Below are the entries; count the lines in them that contain the word "ESTATUTO" and give only the number.

______________________________

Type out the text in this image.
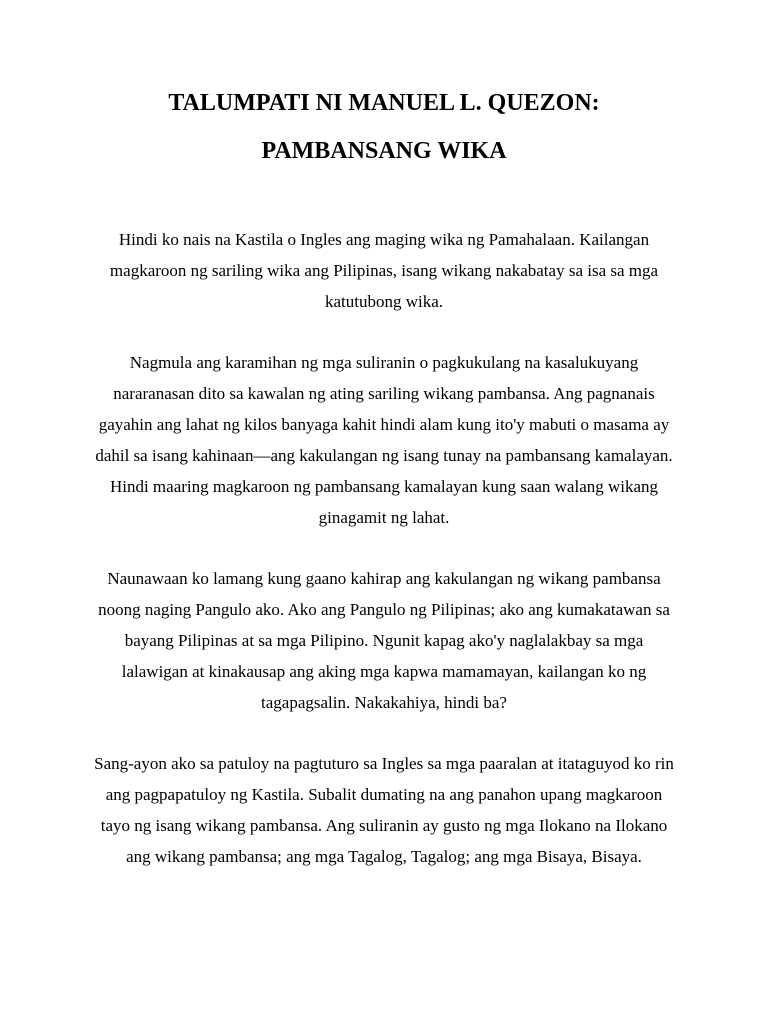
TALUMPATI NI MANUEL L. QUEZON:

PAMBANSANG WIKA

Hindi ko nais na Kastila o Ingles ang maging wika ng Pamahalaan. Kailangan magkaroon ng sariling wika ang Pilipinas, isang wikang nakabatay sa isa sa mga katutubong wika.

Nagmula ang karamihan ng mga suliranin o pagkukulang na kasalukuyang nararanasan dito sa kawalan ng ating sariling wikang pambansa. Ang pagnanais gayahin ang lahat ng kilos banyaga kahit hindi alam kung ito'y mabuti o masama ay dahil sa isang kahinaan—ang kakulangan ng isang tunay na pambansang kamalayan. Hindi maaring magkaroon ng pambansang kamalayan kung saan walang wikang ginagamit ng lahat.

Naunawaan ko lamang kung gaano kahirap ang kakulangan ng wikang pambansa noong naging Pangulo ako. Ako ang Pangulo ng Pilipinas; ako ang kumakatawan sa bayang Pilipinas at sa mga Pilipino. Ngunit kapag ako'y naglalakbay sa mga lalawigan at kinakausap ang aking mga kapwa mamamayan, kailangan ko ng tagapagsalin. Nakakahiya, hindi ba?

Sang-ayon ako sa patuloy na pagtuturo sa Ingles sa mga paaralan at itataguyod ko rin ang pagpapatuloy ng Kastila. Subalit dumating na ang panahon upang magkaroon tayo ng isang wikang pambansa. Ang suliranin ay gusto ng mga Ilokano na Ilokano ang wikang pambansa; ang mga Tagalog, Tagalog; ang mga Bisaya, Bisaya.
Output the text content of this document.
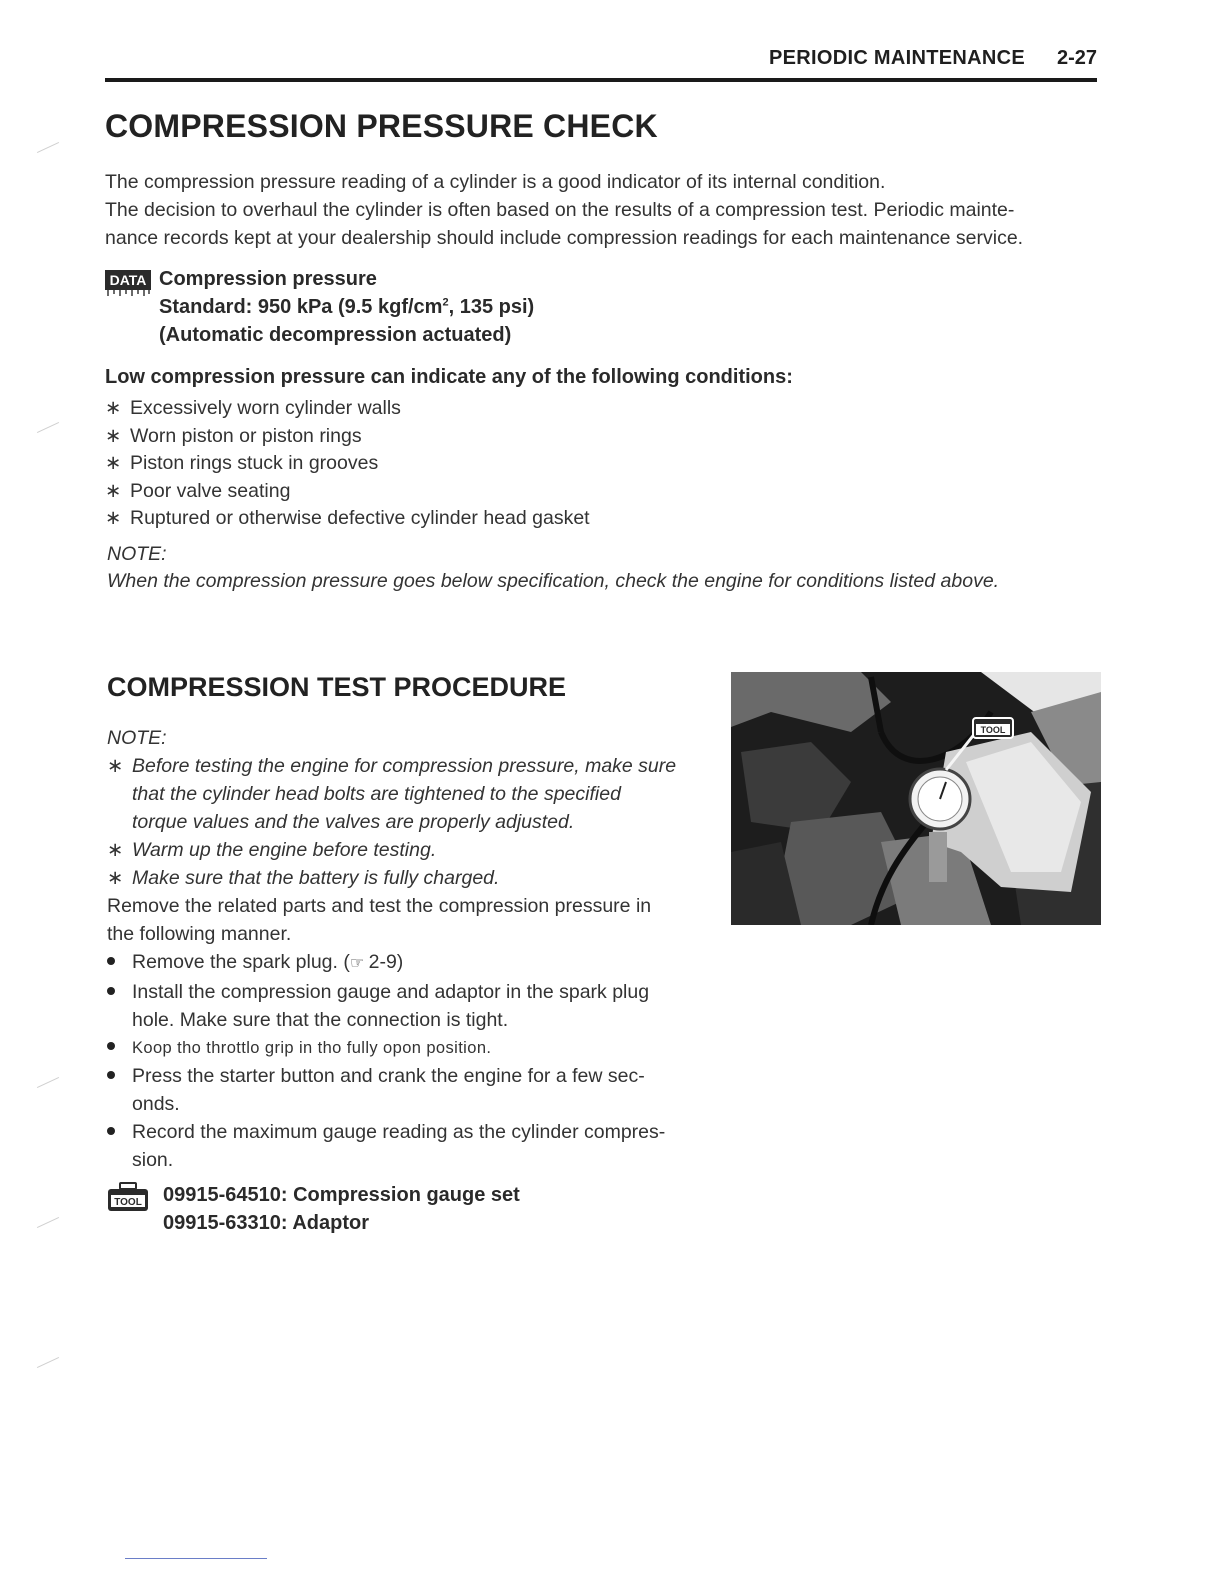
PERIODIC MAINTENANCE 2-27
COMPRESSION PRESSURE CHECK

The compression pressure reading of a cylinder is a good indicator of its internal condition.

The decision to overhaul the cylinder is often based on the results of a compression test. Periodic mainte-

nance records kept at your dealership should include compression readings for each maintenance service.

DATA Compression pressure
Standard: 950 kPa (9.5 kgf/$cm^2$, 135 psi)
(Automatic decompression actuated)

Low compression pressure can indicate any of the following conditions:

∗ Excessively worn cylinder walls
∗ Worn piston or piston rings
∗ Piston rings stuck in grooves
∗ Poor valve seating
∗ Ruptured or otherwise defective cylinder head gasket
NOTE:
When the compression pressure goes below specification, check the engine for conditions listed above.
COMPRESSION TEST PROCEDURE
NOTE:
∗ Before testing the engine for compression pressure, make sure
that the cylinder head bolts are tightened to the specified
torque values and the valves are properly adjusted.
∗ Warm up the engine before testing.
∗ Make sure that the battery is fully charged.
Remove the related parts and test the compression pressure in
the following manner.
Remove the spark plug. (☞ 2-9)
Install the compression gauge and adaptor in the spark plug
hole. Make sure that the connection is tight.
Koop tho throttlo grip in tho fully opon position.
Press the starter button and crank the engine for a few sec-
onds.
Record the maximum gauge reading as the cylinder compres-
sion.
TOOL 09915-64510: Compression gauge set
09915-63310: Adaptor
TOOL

______________________________

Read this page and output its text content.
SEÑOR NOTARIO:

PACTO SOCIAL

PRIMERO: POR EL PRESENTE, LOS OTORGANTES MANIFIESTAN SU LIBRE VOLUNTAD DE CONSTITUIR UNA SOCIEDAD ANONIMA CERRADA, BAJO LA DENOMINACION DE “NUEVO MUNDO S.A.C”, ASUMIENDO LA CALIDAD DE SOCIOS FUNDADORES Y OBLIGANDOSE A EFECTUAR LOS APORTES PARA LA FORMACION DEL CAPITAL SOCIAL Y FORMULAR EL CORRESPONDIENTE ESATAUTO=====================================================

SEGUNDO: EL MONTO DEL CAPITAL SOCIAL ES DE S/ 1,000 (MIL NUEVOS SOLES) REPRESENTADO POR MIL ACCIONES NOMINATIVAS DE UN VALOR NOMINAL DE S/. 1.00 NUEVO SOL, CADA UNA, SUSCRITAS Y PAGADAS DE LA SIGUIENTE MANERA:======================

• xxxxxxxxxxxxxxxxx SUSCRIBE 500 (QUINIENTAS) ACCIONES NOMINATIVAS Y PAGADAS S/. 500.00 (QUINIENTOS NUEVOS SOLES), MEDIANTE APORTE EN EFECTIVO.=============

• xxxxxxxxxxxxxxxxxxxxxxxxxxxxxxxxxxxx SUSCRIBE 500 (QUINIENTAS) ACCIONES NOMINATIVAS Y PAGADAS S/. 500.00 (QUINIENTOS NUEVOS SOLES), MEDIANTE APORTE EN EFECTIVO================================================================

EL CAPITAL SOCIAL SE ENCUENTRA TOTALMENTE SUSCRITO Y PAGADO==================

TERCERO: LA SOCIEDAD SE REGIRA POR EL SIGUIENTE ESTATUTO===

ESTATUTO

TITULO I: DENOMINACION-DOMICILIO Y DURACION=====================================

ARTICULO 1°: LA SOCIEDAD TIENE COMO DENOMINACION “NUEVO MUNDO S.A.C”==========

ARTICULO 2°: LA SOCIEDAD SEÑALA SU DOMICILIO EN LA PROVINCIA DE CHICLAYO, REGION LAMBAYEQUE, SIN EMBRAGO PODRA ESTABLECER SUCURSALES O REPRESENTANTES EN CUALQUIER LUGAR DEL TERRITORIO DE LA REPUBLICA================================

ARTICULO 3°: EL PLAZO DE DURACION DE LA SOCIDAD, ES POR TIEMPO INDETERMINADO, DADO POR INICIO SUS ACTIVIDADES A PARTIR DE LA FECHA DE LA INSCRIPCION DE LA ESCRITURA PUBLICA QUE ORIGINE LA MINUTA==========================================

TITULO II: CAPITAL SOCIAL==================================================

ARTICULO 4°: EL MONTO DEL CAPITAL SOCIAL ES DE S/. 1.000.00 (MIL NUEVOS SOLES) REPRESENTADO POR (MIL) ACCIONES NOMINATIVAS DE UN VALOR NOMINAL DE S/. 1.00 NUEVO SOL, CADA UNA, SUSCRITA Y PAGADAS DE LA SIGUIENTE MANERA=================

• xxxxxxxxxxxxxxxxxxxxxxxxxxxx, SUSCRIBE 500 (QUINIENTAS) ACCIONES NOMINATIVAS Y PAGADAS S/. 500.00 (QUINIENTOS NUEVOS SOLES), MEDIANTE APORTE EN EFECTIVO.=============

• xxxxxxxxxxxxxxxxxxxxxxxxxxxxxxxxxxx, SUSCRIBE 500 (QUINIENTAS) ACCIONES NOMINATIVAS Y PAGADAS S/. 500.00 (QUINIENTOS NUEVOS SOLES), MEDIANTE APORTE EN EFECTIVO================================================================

______________________________

### COMPLETE OUTPUT
2